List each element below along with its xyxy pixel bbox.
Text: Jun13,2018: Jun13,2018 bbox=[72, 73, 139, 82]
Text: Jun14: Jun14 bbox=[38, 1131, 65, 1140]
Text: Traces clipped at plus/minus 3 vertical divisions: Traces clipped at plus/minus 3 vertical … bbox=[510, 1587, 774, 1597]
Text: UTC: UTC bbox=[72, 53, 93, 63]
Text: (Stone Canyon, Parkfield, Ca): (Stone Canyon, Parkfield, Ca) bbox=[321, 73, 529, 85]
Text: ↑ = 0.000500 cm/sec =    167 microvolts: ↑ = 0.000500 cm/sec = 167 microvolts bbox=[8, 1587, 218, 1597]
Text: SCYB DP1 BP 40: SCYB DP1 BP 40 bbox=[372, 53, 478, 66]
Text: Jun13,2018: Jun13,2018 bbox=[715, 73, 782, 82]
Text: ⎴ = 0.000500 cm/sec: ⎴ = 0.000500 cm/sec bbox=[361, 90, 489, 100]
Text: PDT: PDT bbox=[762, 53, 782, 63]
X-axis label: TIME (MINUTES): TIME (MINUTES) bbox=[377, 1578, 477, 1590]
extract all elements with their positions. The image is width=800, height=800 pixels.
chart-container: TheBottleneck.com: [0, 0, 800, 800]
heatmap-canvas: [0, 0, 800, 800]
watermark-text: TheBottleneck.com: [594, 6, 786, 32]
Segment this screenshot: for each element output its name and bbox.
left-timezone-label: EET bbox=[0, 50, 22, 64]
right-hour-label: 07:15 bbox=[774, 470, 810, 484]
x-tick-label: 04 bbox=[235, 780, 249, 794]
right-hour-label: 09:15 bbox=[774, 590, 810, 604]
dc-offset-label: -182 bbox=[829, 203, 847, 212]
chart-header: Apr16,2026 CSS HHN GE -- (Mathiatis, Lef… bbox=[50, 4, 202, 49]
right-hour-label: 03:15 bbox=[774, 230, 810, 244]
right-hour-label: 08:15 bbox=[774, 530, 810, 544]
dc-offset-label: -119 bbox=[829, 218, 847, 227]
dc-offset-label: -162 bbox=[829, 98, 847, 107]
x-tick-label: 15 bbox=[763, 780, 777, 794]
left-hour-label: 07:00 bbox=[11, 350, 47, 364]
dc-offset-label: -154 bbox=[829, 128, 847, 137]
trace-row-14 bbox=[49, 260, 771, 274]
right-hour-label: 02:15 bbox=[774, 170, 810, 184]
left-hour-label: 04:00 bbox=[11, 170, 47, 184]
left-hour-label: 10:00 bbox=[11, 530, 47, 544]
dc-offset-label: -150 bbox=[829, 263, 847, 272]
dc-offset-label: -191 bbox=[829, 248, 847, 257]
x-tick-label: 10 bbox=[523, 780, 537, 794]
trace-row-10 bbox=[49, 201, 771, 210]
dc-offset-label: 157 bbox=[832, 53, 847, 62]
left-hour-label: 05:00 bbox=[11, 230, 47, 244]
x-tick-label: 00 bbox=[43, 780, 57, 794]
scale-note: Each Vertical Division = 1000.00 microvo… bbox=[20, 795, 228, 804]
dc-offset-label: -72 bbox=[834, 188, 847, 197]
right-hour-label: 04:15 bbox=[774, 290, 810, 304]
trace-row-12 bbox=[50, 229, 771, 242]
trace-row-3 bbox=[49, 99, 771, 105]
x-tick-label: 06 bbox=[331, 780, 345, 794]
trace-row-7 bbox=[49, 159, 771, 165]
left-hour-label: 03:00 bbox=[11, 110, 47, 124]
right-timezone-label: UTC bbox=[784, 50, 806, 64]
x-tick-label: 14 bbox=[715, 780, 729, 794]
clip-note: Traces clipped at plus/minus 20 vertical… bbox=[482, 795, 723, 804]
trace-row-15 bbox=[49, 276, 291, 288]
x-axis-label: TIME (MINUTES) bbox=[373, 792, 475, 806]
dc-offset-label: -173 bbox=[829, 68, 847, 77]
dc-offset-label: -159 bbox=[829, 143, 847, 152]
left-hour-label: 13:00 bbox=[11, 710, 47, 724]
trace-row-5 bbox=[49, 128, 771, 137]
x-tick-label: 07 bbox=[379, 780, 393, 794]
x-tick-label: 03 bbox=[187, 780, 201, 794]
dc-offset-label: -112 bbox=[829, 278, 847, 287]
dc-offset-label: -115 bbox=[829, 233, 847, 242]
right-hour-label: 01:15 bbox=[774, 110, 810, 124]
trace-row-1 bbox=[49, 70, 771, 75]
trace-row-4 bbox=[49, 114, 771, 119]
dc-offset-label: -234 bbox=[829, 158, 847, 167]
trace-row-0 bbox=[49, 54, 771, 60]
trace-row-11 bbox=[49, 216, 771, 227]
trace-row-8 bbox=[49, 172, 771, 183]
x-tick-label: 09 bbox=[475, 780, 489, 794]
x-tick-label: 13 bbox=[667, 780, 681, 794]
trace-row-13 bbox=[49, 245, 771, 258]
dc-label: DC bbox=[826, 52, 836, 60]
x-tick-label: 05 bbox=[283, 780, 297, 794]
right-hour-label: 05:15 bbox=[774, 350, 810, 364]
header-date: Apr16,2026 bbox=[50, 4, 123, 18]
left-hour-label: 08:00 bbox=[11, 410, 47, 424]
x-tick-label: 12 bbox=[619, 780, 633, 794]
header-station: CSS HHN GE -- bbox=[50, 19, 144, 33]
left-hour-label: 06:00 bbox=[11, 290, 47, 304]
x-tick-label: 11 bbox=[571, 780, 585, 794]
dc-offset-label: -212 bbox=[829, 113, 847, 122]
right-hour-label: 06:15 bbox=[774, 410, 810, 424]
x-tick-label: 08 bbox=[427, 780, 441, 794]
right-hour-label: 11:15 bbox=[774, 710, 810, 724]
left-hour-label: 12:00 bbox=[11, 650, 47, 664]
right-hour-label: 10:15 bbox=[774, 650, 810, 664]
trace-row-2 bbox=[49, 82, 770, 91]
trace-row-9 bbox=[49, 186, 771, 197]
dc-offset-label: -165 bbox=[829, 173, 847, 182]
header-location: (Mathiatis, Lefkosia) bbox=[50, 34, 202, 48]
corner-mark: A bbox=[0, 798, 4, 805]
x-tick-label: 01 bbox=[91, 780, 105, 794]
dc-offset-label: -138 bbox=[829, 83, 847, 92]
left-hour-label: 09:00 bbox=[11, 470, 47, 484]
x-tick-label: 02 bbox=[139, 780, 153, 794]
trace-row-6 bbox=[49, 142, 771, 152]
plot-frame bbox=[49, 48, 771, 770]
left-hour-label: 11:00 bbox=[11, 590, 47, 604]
_ _ _
**Given problem**
Write out all the items again, changing every "dc-offset-label" to "offset-value-label" and leaving everything else the same.

**Answer to the task**
List each element below along with its xyxy pixel bbox.
Text: Jun13,2018: Jun13,2018 bbox=[72, 73, 139, 82]
Text: Jun14: Jun14 bbox=[38, 1131, 65, 1140]
Text: Traces clipped at plus/minus 3 vertical divisions: Traces clipped at plus/minus 3 vertical … bbox=[510, 1587, 774, 1597]
Text: UTC: UTC bbox=[72, 53, 93, 63]
Text: (Stone Canyon, Parkfield, Ca): (Stone Canyon, Parkfield, Ca) bbox=[321, 73, 529, 85]
Text: ↑ = 0.000500 cm/sec =    167 microvolts: ↑ = 0.000500 cm/sec = 167 microvolts bbox=[8, 1587, 218, 1597]
Text: SCYB DP1 BP 40: SCYB DP1 BP 40 bbox=[372, 53, 478, 66]
Text: Jun13,2018: Jun13,2018 bbox=[715, 73, 782, 82]
Text: ⎴ = 0.000500 cm/sec: ⎴ = 0.000500 cm/sec bbox=[361, 90, 489, 100]
Text: PDT: PDT bbox=[762, 53, 782, 63]
X-axis label: TIME (MINUTES): TIME (MINUTES) bbox=[377, 1578, 477, 1590]
extract all elements with their positions. The image is width=800, height=800 pixels.
chart-container: TheBottleneck.com: [0, 0, 800, 800]
heatmap-canvas: [0, 0, 800, 800]
watermark-text: TheBottleneck.com: [594, 6, 786, 32]
Segment this screenshot: for each element output its name and bbox.
left-timezone-label: EET bbox=[0, 50, 22, 64]
right-hour-label: 07:15 bbox=[774, 470, 810, 484]
x-tick-label: 04 bbox=[235, 780, 249, 794]
right-hour-label: 09:15 bbox=[774, 590, 810, 604]
offset-value-label: -182 bbox=[829, 203, 847, 212]
chart-header: Apr16,2026 CSS HHN GE -- (Mathiatis, Lef… bbox=[50, 4, 202, 49]
right-hour-label: 03:15 bbox=[774, 230, 810, 244]
right-hour-label: 08:15 bbox=[774, 530, 810, 544]
offset-value-label: -119 bbox=[829, 218, 847, 227]
offset-value-label: -162 bbox=[829, 98, 847, 107]
x-tick-label: 15 bbox=[763, 780, 777, 794]
left-hour-label: 07:00 bbox=[11, 350, 47, 364]
offset-value-label: -154 bbox=[829, 128, 847, 137]
trace-row-14 bbox=[49, 260, 771, 274]
right-hour-label: 02:15 bbox=[774, 170, 810, 184]
left-hour-label: 04:00 bbox=[11, 170, 47, 184]
left-hour-label: 10:00 bbox=[11, 530, 47, 544]
offset-value-label: -150 bbox=[829, 263, 847, 272]
offset-value-label: -191 bbox=[829, 248, 847, 257]
x-tick-label: 10 bbox=[523, 780, 537, 794]
trace-row-10 bbox=[49, 201, 771, 210]
offset-value-label: 157 bbox=[832, 53, 847, 62]
left-hour-label: 05:00 bbox=[11, 230, 47, 244]
x-tick-label: 00 bbox=[43, 780, 57, 794]
scale-note: Each Vertical Division = 1000.00 microvo… bbox=[20, 795, 228, 804]
offset-value-label: -72 bbox=[834, 188, 847, 197]
right-hour-label: 04:15 bbox=[774, 290, 810, 304]
trace-row-12 bbox=[50, 229, 771, 242]
trace-row-3 bbox=[49, 99, 771, 105]
x-tick-label: 06 bbox=[331, 780, 345, 794]
trace-row-7 bbox=[49, 159, 771, 165]
left-hour-label: 03:00 bbox=[11, 110, 47, 124]
right-timezone-label: UTC bbox=[784, 50, 806, 64]
x-tick-label: 14 bbox=[715, 780, 729, 794]
clip-note: Traces clipped at plus/minus 20 vertical… bbox=[482, 795, 723, 804]
trace-row-15 bbox=[49, 276, 291, 288]
x-axis-label: TIME (MINUTES) bbox=[373, 792, 475, 806]
offset-value-label: -173 bbox=[829, 68, 847, 77]
offset-value-label: -159 bbox=[829, 143, 847, 152]
left-hour-label: 13:00 bbox=[11, 710, 47, 724]
trace-row-5 bbox=[49, 128, 771, 137]
x-tick-label: 07 bbox=[379, 780, 393, 794]
x-tick-label: 03 bbox=[187, 780, 201, 794]
offset-value-label: -112 bbox=[829, 278, 847, 287]
offset-value-label: -115 bbox=[829, 233, 847, 242]
right-hour-label: 01:15 bbox=[774, 110, 810, 124]
trace-row-1 bbox=[49, 70, 771, 75]
trace-row-4 bbox=[49, 114, 771, 119]
offset-value-label: -234 bbox=[829, 158, 847, 167]
trace-row-0 bbox=[49, 54, 771, 60]
trace-row-11 bbox=[49, 216, 771, 227]
trace-row-8 bbox=[49, 172, 771, 183]
x-tick-label: 09 bbox=[475, 780, 489, 794]
x-tick-label: 13 bbox=[667, 780, 681, 794]
trace-row-13 bbox=[49, 245, 771, 258]
dc-label: DC bbox=[826, 52, 836, 60]
x-tick-label: 05 bbox=[283, 780, 297, 794]
right-hour-label: 05:15 bbox=[774, 350, 810, 364]
header-date: Apr16,2026 bbox=[50, 4, 123, 18]
left-hour-label: 08:00 bbox=[11, 410, 47, 424]
x-tick-label: 12 bbox=[619, 780, 633, 794]
header-station: CSS HHN GE -- bbox=[50, 19, 144, 33]
left-hour-label: 06:00 bbox=[11, 290, 47, 304]
x-tick-label: 11 bbox=[571, 780, 585, 794]
offset-value-label: -212 bbox=[829, 113, 847, 122]
right-hour-label: 06:15 bbox=[774, 410, 810, 424]
x-tick-label: 08 bbox=[427, 780, 441, 794]
right-hour-label: 11:15 bbox=[774, 710, 810, 724]
left-hour-label: 12:00 bbox=[11, 650, 47, 664]
right-hour-label: 10:15 bbox=[774, 650, 810, 664]
trace-row-2 bbox=[49, 82, 770, 91]
trace-row-9 bbox=[49, 186, 771, 197]
offset-value-label: -165 bbox=[829, 173, 847, 182]
header-location: (Mathiatis, Lefkosia) bbox=[50, 34, 202, 48]
corner-mark: A bbox=[0, 798, 4, 805]
x-tick-label: 01 bbox=[91, 780, 105, 794]
offset-value-label: -138 bbox=[829, 83, 847, 92]
left-hour-label: 09:00 bbox=[11, 470, 47, 484]
x-tick-label: 02 bbox=[139, 780, 153, 794]
trace-row-6 bbox=[49, 142, 771, 152]
plot-frame bbox=[49, 48, 771, 770]
left-hour-label: 11:00 bbox=[11, 590, 47, 604]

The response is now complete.